> THE PROBLEM: Review the material line by line. Identify and copy every line that contains the string "selected".

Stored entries
════════════════

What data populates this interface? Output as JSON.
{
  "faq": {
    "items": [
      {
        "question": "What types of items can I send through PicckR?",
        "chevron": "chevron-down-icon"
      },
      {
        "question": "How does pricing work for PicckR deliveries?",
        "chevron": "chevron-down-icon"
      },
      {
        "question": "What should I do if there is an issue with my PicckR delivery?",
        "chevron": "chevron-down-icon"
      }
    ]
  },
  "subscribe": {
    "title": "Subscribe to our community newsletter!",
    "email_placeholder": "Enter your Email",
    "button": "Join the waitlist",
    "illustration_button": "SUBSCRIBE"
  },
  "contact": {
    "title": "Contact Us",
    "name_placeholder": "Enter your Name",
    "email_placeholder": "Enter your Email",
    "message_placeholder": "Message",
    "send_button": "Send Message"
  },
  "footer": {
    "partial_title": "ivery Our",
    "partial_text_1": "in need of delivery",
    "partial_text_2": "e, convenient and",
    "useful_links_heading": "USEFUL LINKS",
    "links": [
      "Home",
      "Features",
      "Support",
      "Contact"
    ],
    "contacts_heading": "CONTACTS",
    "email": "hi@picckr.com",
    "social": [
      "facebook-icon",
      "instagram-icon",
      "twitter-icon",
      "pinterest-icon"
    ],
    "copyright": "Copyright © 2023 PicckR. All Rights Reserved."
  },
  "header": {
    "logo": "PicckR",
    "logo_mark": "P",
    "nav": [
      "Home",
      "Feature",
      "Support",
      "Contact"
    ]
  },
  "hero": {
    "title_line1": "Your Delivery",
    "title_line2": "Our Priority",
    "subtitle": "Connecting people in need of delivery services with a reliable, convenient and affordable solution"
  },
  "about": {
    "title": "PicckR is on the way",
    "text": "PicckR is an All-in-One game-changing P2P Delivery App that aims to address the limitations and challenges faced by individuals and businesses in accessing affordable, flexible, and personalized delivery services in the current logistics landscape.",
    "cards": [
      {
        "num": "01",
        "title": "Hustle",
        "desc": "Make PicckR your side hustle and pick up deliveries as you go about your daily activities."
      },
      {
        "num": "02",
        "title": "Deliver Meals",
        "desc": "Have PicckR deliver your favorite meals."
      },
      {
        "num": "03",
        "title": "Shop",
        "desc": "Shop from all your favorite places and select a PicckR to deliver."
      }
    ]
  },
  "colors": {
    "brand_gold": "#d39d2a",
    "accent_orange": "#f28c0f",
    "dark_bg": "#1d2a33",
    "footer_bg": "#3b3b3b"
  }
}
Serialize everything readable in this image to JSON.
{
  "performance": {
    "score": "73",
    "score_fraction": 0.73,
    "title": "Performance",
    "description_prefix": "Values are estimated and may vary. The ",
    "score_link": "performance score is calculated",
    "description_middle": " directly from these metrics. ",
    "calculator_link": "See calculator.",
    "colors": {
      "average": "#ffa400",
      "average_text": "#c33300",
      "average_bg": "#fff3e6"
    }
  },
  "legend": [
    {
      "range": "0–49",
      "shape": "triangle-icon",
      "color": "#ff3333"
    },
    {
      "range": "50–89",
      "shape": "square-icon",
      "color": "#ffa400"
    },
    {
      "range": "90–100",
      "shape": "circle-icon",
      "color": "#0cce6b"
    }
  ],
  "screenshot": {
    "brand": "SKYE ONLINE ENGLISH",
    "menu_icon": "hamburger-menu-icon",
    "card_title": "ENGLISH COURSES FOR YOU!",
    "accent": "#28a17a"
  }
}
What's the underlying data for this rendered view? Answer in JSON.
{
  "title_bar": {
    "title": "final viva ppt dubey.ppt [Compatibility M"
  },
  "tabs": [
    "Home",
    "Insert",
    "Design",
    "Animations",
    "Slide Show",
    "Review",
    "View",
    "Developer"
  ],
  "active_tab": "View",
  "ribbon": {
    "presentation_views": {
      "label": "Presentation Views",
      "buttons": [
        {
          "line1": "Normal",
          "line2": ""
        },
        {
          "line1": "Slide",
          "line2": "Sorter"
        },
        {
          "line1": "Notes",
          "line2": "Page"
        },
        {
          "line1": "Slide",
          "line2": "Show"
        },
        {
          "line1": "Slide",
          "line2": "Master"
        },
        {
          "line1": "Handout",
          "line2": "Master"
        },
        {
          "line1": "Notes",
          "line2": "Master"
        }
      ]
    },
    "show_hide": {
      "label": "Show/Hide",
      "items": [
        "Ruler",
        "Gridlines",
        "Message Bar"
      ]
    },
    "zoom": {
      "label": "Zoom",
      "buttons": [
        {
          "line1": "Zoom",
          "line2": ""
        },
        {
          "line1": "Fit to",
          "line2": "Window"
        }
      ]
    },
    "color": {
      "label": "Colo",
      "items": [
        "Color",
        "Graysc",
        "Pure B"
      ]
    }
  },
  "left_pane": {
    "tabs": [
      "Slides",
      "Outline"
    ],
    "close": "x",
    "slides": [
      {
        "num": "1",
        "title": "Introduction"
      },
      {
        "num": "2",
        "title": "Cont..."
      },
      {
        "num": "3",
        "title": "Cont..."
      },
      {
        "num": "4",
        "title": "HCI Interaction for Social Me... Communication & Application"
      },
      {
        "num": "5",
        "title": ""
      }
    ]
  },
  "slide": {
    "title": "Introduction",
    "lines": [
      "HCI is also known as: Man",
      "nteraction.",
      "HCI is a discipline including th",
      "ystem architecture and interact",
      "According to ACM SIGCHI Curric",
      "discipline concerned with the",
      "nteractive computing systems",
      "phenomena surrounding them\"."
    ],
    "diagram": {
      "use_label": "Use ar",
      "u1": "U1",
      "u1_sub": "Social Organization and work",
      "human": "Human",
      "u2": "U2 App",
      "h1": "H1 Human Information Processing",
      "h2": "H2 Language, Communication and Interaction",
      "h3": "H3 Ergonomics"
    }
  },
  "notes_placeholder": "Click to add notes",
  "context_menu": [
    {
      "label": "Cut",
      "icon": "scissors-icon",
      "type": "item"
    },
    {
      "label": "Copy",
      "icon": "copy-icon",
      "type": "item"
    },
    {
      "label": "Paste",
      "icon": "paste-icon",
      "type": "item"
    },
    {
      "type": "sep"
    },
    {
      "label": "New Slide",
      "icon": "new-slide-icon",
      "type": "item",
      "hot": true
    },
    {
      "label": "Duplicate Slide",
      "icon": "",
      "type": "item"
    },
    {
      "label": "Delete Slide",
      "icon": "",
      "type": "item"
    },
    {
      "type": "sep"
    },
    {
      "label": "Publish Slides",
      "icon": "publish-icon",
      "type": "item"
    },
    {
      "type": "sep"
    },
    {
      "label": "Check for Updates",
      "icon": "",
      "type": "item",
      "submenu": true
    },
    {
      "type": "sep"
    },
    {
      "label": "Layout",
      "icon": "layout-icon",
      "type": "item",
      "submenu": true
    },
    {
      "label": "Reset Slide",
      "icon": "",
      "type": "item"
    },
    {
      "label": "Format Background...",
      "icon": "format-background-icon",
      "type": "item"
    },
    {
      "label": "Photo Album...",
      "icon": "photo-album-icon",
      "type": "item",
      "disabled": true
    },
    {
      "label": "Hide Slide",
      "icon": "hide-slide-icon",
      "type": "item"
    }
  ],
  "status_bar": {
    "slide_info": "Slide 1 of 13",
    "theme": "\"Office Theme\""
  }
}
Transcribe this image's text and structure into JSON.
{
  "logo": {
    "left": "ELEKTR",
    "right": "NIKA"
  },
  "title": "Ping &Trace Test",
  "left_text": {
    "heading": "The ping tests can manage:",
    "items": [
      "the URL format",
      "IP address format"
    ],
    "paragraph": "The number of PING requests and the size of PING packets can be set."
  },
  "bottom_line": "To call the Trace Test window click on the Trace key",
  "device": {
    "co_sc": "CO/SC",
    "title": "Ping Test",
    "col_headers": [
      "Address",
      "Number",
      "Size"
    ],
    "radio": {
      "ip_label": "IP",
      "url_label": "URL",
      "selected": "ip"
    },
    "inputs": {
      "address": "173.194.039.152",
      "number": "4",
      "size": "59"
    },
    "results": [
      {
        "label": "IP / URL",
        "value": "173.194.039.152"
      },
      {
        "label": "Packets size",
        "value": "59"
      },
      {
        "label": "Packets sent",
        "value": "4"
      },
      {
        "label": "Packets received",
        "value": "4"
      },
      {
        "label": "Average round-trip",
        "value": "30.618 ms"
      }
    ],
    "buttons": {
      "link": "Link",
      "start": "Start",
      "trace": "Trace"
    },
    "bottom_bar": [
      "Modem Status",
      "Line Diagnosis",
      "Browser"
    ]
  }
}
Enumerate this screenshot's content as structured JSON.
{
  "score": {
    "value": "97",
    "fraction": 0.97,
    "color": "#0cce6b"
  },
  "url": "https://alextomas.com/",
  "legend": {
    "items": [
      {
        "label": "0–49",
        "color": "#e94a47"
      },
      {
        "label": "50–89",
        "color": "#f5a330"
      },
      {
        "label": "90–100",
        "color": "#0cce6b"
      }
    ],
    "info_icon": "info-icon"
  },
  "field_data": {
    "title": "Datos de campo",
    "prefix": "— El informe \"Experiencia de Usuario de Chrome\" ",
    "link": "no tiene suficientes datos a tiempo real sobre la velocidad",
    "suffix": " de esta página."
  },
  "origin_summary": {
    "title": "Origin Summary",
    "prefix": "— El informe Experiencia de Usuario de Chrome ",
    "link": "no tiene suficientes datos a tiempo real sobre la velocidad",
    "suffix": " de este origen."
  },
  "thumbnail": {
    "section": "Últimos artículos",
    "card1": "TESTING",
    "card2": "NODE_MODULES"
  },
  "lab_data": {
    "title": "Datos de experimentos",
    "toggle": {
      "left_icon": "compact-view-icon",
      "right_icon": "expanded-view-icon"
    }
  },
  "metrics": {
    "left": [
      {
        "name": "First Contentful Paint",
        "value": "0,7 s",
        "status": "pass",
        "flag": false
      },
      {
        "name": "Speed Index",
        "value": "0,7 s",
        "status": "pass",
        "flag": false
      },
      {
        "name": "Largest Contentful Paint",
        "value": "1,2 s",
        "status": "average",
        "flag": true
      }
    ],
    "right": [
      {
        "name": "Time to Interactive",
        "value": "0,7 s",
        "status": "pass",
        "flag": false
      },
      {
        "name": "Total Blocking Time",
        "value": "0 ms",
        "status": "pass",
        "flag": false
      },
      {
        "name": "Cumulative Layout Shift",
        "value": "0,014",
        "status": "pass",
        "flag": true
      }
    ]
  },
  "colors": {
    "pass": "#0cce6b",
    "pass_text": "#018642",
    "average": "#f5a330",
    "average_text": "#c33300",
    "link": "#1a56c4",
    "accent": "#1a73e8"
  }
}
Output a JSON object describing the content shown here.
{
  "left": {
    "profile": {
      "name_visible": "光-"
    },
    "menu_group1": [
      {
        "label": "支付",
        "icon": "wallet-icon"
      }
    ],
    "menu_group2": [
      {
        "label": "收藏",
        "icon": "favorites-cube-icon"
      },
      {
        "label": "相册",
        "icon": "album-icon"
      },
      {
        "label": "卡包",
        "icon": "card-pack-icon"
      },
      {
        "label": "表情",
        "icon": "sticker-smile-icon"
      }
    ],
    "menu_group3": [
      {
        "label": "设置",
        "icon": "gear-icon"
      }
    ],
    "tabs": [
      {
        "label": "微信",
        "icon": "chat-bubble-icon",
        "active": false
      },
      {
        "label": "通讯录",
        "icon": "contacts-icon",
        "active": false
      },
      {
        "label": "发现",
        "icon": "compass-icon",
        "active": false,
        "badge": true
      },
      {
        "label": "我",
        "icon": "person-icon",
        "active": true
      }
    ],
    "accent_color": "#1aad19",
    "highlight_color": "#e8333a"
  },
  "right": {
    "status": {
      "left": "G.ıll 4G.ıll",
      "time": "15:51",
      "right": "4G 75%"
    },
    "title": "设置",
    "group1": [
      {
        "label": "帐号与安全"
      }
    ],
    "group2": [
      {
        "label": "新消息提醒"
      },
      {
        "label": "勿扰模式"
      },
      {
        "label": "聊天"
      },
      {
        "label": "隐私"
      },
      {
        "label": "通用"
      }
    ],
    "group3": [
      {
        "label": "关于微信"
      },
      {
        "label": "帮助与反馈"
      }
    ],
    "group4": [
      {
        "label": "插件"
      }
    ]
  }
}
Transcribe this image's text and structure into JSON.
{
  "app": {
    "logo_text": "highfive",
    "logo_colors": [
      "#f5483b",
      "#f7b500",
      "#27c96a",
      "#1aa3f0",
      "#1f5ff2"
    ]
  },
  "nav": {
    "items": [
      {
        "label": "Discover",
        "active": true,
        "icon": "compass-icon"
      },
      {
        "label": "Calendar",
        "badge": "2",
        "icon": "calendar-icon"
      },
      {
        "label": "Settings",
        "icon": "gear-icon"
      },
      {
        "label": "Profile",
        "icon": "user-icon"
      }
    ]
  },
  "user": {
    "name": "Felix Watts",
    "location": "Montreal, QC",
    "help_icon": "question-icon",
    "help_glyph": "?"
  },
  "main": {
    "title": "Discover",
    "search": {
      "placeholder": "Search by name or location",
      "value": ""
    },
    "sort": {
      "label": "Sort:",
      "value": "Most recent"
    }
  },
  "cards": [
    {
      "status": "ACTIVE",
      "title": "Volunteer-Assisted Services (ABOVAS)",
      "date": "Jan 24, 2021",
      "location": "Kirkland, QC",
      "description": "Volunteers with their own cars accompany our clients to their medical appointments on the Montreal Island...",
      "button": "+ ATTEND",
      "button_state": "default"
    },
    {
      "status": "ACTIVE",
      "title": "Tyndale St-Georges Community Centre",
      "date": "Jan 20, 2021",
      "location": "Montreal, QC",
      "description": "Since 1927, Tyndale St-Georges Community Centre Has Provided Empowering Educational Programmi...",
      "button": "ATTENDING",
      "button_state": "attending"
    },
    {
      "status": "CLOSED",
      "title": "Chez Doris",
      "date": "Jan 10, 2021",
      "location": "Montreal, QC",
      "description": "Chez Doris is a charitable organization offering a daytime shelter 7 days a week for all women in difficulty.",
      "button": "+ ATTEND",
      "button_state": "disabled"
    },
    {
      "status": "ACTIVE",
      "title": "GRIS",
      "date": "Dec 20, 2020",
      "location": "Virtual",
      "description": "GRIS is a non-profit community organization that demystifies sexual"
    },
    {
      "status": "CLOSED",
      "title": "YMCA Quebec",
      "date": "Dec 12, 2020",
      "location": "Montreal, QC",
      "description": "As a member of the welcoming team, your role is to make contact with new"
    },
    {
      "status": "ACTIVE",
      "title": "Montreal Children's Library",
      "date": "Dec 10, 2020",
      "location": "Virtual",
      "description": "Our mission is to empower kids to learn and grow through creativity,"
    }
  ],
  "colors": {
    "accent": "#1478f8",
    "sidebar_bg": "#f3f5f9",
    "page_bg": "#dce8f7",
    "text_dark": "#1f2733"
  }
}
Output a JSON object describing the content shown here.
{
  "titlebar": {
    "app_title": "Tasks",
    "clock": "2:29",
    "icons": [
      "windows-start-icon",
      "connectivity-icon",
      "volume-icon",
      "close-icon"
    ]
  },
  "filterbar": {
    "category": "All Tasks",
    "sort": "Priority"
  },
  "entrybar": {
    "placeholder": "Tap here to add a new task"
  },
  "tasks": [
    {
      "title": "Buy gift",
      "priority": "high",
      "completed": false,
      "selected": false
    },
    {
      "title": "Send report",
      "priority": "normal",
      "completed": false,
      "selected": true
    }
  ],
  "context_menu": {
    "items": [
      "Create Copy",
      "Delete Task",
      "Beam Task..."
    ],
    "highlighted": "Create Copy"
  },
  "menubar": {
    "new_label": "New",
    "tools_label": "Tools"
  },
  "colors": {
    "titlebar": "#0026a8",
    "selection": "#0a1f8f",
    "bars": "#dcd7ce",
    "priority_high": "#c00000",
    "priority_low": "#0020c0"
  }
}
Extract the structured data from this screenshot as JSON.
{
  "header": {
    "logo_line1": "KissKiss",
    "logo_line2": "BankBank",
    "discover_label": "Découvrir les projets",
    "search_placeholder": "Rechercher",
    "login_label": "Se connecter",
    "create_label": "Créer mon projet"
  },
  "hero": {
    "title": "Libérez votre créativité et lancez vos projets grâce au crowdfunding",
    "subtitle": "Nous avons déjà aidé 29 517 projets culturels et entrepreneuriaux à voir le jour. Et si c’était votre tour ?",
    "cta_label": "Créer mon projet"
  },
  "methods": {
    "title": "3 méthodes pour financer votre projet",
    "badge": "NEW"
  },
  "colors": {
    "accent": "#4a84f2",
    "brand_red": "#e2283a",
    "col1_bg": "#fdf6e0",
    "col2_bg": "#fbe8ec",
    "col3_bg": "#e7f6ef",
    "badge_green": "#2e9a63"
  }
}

════════════════

> EXERCISE RESULT:
      "selected": "ip"
      "selected": false
      "selected": true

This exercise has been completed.